Take each line that has the word "circle" and return it.
# # # #
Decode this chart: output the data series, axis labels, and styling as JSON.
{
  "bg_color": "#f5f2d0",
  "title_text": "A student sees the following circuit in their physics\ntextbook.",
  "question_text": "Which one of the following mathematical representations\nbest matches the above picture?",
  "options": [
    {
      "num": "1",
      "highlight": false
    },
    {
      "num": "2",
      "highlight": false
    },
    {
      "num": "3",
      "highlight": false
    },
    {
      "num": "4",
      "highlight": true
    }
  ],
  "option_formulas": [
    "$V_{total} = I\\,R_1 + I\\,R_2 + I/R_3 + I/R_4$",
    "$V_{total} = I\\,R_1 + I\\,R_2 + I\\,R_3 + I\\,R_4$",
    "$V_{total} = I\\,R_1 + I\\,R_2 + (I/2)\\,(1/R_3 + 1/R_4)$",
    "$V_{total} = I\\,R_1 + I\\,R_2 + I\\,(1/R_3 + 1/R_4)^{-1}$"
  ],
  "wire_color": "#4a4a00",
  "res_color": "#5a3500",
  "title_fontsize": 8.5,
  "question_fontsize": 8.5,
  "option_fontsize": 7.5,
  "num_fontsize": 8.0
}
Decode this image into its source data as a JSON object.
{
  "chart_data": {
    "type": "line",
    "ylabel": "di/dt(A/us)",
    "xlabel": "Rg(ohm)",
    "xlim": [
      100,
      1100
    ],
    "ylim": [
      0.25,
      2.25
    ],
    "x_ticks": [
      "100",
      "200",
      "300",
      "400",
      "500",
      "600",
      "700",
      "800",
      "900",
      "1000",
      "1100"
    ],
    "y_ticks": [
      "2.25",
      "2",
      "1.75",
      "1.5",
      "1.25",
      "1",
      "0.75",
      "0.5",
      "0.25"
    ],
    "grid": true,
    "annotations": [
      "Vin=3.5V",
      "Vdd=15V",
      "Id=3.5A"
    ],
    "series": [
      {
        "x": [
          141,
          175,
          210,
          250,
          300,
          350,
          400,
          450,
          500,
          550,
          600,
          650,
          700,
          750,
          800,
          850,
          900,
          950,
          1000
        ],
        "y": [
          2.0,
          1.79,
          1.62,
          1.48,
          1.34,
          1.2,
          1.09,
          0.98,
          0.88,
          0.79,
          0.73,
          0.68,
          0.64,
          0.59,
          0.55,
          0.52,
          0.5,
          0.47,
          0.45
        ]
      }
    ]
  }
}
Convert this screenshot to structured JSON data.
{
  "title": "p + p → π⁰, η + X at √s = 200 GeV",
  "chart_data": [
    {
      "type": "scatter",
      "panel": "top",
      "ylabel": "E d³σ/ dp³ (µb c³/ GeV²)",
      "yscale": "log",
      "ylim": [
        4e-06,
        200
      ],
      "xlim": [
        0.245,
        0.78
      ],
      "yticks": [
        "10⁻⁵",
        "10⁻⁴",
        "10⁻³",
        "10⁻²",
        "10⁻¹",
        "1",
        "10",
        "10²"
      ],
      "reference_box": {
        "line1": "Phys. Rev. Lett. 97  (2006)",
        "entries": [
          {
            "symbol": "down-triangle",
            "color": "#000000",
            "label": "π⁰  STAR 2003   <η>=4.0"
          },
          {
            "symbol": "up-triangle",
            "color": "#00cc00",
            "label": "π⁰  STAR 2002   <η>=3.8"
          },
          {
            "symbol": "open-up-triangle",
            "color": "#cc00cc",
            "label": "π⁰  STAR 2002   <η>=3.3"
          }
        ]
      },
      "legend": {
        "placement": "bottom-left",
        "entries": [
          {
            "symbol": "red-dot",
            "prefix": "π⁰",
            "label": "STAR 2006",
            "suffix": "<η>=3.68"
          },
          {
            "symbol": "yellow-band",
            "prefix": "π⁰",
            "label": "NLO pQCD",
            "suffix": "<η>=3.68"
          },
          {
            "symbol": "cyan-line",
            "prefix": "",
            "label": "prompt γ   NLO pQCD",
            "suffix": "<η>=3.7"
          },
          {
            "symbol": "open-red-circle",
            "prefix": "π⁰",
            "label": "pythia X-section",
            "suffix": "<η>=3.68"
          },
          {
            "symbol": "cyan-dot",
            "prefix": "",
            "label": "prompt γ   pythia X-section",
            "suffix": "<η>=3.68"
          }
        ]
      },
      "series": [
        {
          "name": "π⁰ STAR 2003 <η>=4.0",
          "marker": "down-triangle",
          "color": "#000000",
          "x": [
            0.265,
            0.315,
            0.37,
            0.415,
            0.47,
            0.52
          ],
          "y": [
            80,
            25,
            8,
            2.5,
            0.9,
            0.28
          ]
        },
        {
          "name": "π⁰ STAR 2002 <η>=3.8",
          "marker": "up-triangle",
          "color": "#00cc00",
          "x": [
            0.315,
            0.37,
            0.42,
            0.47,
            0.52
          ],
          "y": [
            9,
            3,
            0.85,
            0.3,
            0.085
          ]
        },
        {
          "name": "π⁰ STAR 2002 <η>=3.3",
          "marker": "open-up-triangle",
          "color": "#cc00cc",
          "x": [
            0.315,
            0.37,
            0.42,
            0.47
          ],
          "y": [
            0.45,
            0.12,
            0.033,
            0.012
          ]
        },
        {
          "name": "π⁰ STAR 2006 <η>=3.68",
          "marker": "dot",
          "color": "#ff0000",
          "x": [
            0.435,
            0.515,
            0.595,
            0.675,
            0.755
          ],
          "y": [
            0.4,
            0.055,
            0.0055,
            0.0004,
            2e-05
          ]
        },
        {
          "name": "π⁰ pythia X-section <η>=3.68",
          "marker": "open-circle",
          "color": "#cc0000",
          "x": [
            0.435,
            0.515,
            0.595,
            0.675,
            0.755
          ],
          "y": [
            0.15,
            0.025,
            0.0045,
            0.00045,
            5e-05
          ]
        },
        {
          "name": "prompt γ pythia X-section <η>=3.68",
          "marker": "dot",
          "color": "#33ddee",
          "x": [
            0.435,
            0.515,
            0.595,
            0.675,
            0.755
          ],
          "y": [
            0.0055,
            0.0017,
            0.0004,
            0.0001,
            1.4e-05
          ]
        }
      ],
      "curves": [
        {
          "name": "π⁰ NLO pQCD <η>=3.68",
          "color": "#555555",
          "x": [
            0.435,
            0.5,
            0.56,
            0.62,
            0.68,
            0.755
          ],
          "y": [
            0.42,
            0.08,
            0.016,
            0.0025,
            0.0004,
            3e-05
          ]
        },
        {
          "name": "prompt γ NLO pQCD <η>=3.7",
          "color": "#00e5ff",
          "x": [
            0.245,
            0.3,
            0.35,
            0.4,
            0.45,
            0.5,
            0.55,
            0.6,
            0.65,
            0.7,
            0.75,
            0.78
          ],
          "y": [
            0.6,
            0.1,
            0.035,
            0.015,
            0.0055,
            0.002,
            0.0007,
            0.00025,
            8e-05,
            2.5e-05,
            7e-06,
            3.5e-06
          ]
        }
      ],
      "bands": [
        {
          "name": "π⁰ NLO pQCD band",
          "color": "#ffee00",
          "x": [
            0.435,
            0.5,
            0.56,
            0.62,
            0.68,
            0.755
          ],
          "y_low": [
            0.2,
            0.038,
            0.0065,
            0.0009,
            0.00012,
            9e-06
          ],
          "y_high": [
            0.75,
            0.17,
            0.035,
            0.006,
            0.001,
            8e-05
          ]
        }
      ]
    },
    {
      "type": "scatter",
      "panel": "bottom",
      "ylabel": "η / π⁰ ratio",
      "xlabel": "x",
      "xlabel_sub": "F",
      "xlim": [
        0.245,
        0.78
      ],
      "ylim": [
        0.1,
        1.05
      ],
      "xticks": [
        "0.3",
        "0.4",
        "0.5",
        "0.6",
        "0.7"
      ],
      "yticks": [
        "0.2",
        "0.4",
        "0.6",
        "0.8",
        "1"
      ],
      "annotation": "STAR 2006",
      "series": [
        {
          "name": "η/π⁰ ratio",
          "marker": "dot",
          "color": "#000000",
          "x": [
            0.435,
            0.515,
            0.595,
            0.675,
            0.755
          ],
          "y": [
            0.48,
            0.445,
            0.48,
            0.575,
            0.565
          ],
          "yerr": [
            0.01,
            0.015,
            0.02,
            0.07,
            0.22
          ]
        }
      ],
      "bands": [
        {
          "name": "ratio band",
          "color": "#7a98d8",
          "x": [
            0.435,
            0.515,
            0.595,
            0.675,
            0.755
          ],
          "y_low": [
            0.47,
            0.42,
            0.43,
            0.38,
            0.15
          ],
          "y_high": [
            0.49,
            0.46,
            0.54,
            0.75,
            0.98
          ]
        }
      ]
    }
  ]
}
# # # #
RESULT FOR THIS TASK ▸
            "symbol": "open-red-circle",
          "marker": "open-circle",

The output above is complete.